→ EXERCISE OBJECTIVE
Reproduce the records below in full and without edits, omitting images.

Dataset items
________________________

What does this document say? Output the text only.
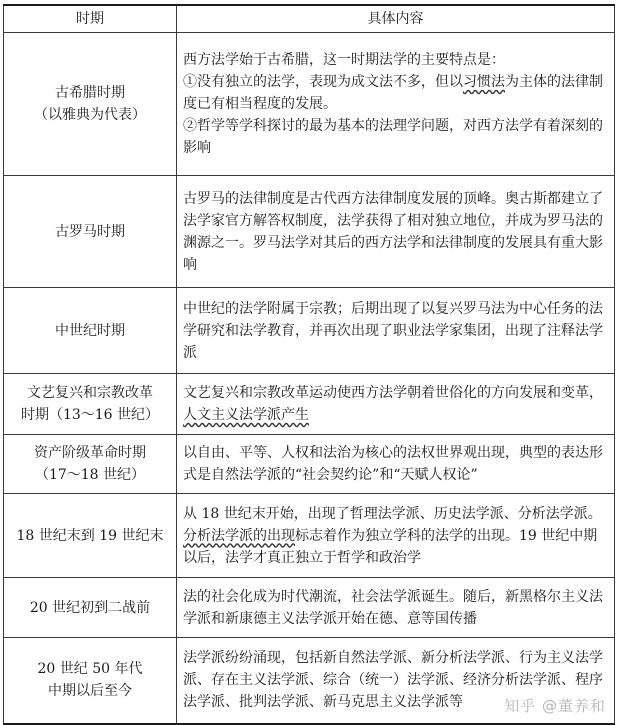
时期	具体内容

古希腊时期
（以雅典为代表）	西方法学始于古希腊，这一时期法学的主要特点是：
①没有独立的法学，表现为成文法不多，但以习惯法为主体的法律制度已有相当程度的发展。
②哲学等学科探讨的最为基本的法理学问题，对西方法学有着深刻的影响

古罗马时期	古罗马的法律制度是古代西方法律制度发展的顶峰。奥古斯都建立了法学家官方解答权制度，法学获得了相对独立地位，并成为罗马法的渊源之一。罗马法学对其后的西方法学和法律制度的发展具有重大影响

中世纪时期	中世纪的法学附属于宗教；后期出现了以复兴罗马法为中心任务的法学研究和法学教育，并再次出现了职业法学家集团，出现了注释法学派

文艺复兴和宗教改革
时期（13～16 世纪）	文艺复兴和宗教改革运动使西方法学朝着世俗化的方向发展和变革，人文主义法学派产生

资产阶级革命时期
（17～18 世纪）	以自由、平等、人权和法治为核心的法权世界观出现，典型的表达形式是自然法学派的“社会契约论”和“天赋人权论”

18 世纪末到 19 世纪末	从 18 世纪末开始，出现了哲理法学派、历史法学派、分析法学派。分析法学派的出现标志着作为独立学科的法学的出现。19 世纪中期以后，法学才真正独立于哲学和政治学

20 世纪初到二战前	法的社会化成为时代潮流，社会法学派诞生。随后，新黑格尔主义法学派和新康德主义法学派开始在德、意等国传播

20 世纪 50 年代
中期以后至今	法学派纷纷涌现，包括新自然法学派、新分析法学派、行为主义法学派、存在主义法学派、综合（统一）法学派、经济分析法学派、程序法学派、批判法学派、新马克思主义法学派等	知乎 @董养和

________________________

→ ANSWER TO THIS PROBLEM
What does this document say? Output the text only.
时期	具体内容

古希腊时期
（以雅典为代表）	西方法学始于古希腊，这一时期法学的主要特点是：
①没有独立的法学，表现为成文法不多，但以习惯法为主体的法律制度已有相当程度的发展。
②哲学等学科探讨的最为基本的法理学问题，对西方法学有着深刻的影响

古罗马时期	古罗马的法律制度是古代西方法律制度发展的顶峰。奥古斯都建立了法学家官方解答权制度，法学获得了相对独立地位，并成为罗马法的渊源之一。罗马法学对其后的西方法学和法律制度的发展具有重大影响

中世纪时期	中世纪的法学附属于宗教；后期出现了以复兴罗马法为中心任务的法学研究和法学教育，并再次出现了职业法学家集团，出现了注释法学派

文艺复兴和宗教改革
时期（13～16 世纪）	文艺复兴和宗教改革运动使西方法学朝着世俗化的方向发展和变革，人文主义法学派产生

资产阶级革命时期
（17～18 世纪）	以自由、平等、人权和法治为核心的法权世界观出现，典型的表达形式是自然法学派的“社会契约论”和“天赋人权论”

18 世纪末到 19 世纪末	从 18 世纪末开始，出现了哲理法学派、历史法学派、分析法学派。分析法学派的出现标志着作为独立学科的法学的出现。19 世纪中期以后，法学才真正独立于哲学和政治学

20 世纪初到二战前	法的社会化成为时代潮流，社会法学派诞生。随后，新黑格尔主义法学派和新康德主义法学派开始在德、意等国传播

20 世纪 50 年代
中期以后至今	法学派纷纷涌现，包括新自然法学派、新分析法学派、行为主义法学派、存在主义法学派、综合（统一）法学派、经济分析法学派、程序法学派、批判法学派、新马克思主义法学派等	知乎 @董养和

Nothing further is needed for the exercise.